__Given instruction__: Return a copy of every line in the records that includes the word "orientation".

__Figure contents as structured data__:
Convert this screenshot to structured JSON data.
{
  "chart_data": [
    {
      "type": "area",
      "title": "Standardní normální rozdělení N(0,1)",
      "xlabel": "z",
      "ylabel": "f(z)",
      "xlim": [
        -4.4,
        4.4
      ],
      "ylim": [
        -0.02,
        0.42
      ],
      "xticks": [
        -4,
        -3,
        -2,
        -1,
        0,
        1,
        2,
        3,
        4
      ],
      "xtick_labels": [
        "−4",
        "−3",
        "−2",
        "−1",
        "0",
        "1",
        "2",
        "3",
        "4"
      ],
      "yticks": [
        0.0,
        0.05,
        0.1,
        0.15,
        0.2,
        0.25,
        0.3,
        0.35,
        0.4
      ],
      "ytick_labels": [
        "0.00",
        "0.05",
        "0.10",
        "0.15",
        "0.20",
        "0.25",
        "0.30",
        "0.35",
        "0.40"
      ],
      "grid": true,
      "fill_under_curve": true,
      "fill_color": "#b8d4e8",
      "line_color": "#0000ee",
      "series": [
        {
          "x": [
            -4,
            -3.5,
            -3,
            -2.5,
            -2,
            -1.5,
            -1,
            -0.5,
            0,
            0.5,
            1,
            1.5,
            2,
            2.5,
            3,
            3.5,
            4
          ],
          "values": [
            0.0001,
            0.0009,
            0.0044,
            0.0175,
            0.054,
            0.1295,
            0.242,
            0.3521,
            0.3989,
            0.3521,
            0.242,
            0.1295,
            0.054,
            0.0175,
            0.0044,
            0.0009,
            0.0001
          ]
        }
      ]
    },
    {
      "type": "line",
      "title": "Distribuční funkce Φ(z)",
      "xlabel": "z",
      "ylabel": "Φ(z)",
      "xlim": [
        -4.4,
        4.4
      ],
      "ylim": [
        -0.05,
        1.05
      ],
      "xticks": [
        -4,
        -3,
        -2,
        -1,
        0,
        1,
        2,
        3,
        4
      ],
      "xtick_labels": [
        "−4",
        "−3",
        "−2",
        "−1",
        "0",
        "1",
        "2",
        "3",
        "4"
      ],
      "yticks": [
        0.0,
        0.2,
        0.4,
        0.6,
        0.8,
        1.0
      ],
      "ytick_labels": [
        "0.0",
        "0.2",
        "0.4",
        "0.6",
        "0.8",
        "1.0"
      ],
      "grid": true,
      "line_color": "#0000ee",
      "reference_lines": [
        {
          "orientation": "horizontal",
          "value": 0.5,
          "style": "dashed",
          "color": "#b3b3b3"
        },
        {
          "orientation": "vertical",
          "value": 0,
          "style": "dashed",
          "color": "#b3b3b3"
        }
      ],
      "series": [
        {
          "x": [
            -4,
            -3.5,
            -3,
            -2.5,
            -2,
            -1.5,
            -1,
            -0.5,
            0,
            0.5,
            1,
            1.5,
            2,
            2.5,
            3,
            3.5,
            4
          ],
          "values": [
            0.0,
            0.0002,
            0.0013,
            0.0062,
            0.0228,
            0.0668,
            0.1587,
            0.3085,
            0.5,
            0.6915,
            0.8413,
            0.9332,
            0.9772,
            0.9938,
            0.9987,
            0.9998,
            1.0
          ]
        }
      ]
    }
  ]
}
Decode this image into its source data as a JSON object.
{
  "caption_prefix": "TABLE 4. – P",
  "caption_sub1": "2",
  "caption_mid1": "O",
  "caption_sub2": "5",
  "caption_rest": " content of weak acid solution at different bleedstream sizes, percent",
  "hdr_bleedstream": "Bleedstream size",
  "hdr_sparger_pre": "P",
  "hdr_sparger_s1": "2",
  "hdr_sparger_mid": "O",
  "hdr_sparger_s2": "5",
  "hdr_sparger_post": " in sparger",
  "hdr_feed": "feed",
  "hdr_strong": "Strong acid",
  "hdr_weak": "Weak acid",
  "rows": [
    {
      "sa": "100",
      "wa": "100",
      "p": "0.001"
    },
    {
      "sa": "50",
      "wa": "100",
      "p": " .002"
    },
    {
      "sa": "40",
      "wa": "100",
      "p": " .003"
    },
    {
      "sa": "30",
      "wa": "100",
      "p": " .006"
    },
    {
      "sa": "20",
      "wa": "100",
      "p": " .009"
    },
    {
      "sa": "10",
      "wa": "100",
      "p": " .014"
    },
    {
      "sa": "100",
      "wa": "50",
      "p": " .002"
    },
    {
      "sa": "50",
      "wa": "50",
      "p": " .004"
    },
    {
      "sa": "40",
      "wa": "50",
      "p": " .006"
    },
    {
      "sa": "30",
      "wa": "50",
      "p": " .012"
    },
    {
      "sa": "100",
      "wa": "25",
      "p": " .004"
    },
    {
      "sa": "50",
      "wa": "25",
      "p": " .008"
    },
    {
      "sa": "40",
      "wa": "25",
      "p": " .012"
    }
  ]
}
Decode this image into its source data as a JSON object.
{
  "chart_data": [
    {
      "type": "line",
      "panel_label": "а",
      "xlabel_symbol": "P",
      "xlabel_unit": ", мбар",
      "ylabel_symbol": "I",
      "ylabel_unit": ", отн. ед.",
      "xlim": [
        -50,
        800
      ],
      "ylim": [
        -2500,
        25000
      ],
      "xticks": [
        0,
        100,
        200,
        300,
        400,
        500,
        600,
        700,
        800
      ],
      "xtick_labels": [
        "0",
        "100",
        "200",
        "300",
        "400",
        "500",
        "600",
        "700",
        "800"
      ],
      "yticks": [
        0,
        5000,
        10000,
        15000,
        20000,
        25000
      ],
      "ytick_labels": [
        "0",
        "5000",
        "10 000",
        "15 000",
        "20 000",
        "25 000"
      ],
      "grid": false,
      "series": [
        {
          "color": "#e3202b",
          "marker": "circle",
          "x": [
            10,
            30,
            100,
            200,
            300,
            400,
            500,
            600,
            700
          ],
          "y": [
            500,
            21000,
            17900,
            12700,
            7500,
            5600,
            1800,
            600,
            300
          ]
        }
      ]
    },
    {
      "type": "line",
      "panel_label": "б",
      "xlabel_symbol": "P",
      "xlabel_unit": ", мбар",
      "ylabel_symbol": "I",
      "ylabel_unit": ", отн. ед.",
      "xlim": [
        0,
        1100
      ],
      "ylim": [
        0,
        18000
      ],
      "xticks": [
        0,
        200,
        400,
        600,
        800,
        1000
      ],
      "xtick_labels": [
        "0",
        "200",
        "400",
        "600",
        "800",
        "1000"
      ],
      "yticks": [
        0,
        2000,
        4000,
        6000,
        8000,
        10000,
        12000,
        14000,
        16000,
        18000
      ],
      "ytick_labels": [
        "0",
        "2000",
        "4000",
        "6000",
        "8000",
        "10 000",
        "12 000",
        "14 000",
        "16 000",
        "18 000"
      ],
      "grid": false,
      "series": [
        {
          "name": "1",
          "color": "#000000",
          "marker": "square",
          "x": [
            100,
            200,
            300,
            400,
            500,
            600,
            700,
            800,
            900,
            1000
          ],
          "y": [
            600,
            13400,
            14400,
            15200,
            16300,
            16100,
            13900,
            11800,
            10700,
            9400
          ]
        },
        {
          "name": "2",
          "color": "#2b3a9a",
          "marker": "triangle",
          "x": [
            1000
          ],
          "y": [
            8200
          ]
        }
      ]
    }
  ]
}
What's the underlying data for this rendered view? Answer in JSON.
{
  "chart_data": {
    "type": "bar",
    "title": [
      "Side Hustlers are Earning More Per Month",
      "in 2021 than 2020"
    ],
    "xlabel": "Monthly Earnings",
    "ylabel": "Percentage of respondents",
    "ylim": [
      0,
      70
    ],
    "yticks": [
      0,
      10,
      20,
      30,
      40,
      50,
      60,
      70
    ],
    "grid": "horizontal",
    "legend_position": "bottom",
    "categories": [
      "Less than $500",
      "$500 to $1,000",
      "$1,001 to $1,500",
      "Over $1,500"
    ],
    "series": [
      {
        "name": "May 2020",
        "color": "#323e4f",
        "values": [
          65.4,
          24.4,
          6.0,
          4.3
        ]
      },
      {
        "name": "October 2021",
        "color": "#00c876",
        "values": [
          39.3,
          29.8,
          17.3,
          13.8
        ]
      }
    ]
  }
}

__Worked answer__:
          "orientation": "horizontal",
          "orientation": "vertical",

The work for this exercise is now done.